The camps were formed by the British army to house the residents of the two Boer republics of the South African Republic and the Orange Free State. They were established towards the end of 1900, after Britain had invaded the Boer republics. This database was designed to investigate mortality and morbidity in the camps during the war. Although it will include everyone listed in the registers during the war, it usually excludes returning prisoners-of-war and men who came back from commando at the end of the war, as well as the considerable movement of people which took place after 31 May 1902, when families were repatriated to their homes.

===============

### Exercises to complete
1/ Decide whether each statement below agrees with the passage on the Boer war camps, answering yes or no and quoting the words from the passage that settle it. (a) The camps were set up after Britain had invaded the Boer republics. (b) The database usually includes men who came back from commando at the end of the war. (c) Families were sent back to their homes after 31 May 1902.
2/ Carry the passage on the Boer war camps forward from its last sentence.

[Spatial annotation records]
===============

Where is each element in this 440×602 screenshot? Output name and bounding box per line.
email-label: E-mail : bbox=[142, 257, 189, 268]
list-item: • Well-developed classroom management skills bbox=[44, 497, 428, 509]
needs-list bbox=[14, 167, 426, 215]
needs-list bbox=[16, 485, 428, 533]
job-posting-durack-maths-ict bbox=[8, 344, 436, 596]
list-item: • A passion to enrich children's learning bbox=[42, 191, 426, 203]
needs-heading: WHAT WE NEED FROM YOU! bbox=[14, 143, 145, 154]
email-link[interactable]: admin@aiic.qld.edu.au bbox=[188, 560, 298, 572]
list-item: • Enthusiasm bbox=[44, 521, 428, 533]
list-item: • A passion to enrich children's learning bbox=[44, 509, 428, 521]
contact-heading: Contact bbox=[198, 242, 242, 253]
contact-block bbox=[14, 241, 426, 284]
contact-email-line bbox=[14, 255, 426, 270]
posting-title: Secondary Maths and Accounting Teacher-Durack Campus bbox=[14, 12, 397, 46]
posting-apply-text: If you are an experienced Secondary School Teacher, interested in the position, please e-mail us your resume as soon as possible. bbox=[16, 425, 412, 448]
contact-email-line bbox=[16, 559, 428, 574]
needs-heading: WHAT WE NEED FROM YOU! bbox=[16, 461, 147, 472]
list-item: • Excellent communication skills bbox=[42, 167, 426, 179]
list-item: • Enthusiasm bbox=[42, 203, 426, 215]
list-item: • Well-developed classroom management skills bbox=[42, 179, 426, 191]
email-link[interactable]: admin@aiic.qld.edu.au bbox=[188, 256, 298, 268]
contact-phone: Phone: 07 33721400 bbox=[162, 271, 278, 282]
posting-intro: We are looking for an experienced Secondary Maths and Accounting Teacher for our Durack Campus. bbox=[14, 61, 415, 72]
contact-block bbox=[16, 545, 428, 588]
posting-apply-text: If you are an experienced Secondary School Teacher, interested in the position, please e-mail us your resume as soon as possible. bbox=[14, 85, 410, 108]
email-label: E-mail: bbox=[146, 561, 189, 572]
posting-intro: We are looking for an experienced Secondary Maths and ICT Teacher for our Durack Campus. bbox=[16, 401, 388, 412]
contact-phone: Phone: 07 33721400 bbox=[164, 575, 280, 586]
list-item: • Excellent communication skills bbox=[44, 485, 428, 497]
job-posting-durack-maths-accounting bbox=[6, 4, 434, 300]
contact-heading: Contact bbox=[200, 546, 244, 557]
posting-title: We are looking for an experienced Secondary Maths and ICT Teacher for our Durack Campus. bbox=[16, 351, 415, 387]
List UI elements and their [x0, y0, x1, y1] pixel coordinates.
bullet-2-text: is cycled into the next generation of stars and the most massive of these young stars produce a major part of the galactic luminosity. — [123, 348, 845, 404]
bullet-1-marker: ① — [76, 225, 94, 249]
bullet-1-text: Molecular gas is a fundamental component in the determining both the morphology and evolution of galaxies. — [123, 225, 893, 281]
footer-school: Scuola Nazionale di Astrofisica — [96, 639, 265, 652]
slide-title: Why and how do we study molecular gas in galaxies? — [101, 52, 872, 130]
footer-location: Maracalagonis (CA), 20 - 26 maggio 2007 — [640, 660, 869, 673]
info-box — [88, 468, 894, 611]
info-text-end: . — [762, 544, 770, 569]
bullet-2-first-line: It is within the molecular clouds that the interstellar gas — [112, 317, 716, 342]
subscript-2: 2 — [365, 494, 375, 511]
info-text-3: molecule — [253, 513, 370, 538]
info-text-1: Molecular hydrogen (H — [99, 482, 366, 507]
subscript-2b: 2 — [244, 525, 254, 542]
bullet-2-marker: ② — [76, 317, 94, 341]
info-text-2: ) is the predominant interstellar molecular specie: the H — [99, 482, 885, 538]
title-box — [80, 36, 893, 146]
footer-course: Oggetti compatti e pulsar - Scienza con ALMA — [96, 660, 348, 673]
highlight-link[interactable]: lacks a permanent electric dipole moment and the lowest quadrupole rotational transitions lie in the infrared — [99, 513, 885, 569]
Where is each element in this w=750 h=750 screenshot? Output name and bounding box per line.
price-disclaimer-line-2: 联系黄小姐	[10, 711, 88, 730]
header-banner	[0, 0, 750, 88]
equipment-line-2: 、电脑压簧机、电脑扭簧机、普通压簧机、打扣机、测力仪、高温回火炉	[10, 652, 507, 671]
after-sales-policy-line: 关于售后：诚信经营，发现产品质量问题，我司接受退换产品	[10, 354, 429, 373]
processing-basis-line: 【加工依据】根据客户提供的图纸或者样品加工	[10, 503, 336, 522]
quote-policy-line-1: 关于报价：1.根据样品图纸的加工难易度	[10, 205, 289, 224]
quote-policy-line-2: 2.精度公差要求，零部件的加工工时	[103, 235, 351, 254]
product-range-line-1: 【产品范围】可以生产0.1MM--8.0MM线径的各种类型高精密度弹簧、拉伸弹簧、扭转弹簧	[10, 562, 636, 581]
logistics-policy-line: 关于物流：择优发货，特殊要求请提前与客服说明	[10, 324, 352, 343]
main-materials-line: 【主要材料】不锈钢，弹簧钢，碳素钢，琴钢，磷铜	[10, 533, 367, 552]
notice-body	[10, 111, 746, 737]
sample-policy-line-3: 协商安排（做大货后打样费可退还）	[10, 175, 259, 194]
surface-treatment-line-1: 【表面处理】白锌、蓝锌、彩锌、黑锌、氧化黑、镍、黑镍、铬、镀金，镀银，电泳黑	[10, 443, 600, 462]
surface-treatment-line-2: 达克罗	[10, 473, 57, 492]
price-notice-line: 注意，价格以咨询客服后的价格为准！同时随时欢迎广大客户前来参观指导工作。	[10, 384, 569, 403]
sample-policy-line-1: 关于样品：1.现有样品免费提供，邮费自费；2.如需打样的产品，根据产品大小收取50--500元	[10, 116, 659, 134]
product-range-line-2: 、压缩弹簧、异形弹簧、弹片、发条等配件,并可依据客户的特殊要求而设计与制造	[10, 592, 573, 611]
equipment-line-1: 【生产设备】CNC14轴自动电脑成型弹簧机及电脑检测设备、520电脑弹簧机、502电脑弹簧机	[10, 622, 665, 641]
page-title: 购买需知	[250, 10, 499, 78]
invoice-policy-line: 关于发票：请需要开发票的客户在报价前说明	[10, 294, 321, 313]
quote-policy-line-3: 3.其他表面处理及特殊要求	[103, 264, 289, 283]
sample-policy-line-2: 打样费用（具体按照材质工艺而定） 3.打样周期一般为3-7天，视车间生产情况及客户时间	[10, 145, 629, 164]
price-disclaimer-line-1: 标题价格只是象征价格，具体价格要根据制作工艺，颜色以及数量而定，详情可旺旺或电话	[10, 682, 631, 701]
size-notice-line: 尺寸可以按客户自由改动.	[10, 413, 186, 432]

===============

### Exercise responses
1/
(a) Yes: "They were established towards the end of 1900, after Britain had invaded the Boer republics."
(b) No: "it usually excludes returning prisoners-of-war and men who came back from commando at the end of the war"
(c) Yes: "after 31 May 1902, when families were repatriated to their homes"

2/
Although the Ladies Committee stated that Brandfort camp was opened in March 1901, it had certainly been formed by the end of January 1901, when it was reported that there were about two hundred people living there, mainly from Bultfontein and Hoopstad. At this stage many of the Boer families were scattered through the town or living in wagons, rather than in tents. Dr Last, from the town, cared for the inmates and there was, unusually, one trained nurse.1 Some of the people living in the town were able to support themselves and the British authorities were reluctant to supply them with rations. Nor did the British want to force them into the camps - ‘bear in mind that these camps are not meant to be prisons; you must act in all cases with tact’, the Chief Superintendent warned the Brandfort superintendent. By August 1901, when Dr Kendal Franks visited the camp, everyone had been moved into tents.